>> begin TASK INPUT

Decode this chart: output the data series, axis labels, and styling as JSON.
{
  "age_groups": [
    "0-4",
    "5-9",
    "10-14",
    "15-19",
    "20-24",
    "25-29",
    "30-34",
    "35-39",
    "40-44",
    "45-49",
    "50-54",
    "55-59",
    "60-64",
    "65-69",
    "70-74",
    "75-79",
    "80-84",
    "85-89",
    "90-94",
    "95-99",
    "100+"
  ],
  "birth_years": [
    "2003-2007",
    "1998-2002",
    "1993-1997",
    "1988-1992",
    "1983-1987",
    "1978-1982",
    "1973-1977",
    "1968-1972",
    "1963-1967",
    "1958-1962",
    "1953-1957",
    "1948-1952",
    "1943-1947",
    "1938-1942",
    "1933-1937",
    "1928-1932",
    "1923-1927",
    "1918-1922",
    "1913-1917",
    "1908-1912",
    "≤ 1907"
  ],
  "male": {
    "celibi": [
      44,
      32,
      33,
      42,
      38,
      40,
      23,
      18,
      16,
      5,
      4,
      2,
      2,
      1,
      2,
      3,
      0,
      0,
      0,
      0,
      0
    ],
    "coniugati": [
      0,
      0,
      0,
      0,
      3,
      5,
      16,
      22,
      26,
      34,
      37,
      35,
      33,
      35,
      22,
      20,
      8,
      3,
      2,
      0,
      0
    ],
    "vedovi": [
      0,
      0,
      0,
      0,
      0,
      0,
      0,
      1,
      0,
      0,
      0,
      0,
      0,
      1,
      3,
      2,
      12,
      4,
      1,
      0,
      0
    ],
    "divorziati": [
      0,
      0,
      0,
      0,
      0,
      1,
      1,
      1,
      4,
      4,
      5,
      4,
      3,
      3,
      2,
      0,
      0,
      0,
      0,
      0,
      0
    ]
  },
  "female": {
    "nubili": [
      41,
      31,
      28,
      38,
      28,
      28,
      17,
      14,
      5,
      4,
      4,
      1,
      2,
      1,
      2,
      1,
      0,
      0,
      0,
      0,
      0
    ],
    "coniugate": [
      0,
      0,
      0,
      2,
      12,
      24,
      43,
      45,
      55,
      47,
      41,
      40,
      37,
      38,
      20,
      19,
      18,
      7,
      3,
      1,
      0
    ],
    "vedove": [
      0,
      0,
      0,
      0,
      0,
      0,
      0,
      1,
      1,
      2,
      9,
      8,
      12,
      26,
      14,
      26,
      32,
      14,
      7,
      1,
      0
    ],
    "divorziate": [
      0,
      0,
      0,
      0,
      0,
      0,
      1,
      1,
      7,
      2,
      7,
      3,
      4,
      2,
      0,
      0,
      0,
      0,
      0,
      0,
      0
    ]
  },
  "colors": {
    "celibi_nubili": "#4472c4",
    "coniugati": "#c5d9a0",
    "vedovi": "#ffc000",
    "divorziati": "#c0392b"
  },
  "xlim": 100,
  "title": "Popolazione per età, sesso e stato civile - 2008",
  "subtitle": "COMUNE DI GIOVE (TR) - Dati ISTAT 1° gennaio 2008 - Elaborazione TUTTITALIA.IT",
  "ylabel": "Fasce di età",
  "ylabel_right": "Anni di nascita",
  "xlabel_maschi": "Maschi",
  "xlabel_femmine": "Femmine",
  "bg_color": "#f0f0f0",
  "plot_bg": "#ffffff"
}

>> end TASK INPUT

▶ WRITTEN EXERCISE
Give back all the records exactly as they stand.

▶ OUTPUT FOR THIS EXERCISE
Decode this chart: output the data series, axis labels, and styling as JSON.
{
  "age_groups": [
    "0-4",
    "5-9",
    "10-14",
    "15-19",
    "20-24",
    "25-29",
    "30-34",
    "35-39",
    "40-44",
    "45-49",
    "50-54",
    "55-59",
    "60-64",
    "65-69",
    "70-74",
    "75-79",
    "80-84",
    "85-89",
    "90-94",
    "95-99",
    "100+"
  ],
  "birth_years": [
    "2003-2007",
    "1998-2002",
    "1993-1997",
    "1988-1992",
    "1983-1987",
    "1978-1982",
    "1973-1977",
    "1968-1972",
    "1963-1967",
    "1958-1962",
    "1953-1957",
    "1948-1952",
    "1943-1947",
    "1938-1942",
    "1933-1937",
    "1928-1932",
    "1923-1927",
    "1918-1922",
    "1913-1917",
    "1908-1912",
    "≤ 1907"
  ],
  "male": {
    "celibi": [
      44,
      32,
      33,
      42,
      38,
      40,
      23,
      18,
      16,
      5,
      4,
      2,
      2,
      1,
      2,
      3,
      0,
      0,
      0,
      0,
      0
    ],
    "coniugati": [
      0,
      0,
      0,
      0,
      3,
      5,
      16,
      22,
      26,
      34,
      37,
      35,
      33,
      35,
      22,
      20,
      8,
      3,
      2,
      0,
      0
    ],
    "vedovi": [
      0,
      0,
      0,
      0,
      0,
      0,
      0,
      1,
      0,
      0,
      0,
      0,
      0,
      1,
      3,
      2,
      12,
      4,
      1,
      0,
      0
    ],
    "divorziati": [
      0,
      0,
      0,
      0,
      0,
      1,
      1,
      1,
      4,
      4,
      5,
      4,
      3,
      3,
      2,
      0,
      0,
      0,
      0,
      0,
      0
    ]
  },
  "female": {
    "nubili": [
      41,
      31,
      28,
      38,
      28,
      28,
      17,
      14,
      5,
      4,
      4,
      1,
      2,
      1,
      2,
      1,
      0,
      0,
      0,
      0,
      0
    ],
    "coniugate": [
      0,
      0,
      0,
      2,
      12,
      24,
      43,
      45,
      55,
      47,
      41,
      40,
      37,
      38,
      20,
      19,
      18,
      7,
      3,
      1,
      0
    ],
    "vedove": [
      0,
      0,
      0,
      0,
      0,
      0,
      0,
      1,
      1,
      2,
      9,
      8,
      12,
      26,
      14,
      26,
      32,
      14,
      7,
      1,
      0
    ],
    "divorziate": [
      0,
      0,
      0,
      0,
      0,
      0,
      1,
      1,
      7,
      2,
      7,
      3,
      4,
      2,
      0,
      0,
      0,
      0,
      0,
      0,
      0
    ]
  },
  "colors": {
    "celibi_nubili": "#4472c4",
    "coniugati": "#c5d9a0",
    "vedovi": "#ffc000",
    "divorziati": "#c0392b"
  },
  "xlim": 100,
  "title": "Popolazione per età, sesso e stato civile - 2008",
  "subtitle": "COMUNE DI GIOVE (TR) - Dati ISTAT 1° gennaio 2008 - Elaborazione TUTTITALIA.IT",
  "ylabel": "Fasce di età",
  "ylabel_right": "Anni di nascita",
  "xlabel_maschi": "Maschi",
  "xlabel_femmine": "Femmine",
  "bg_color": "#f0f0f0",
  "plot_bg": "#ffffff"
}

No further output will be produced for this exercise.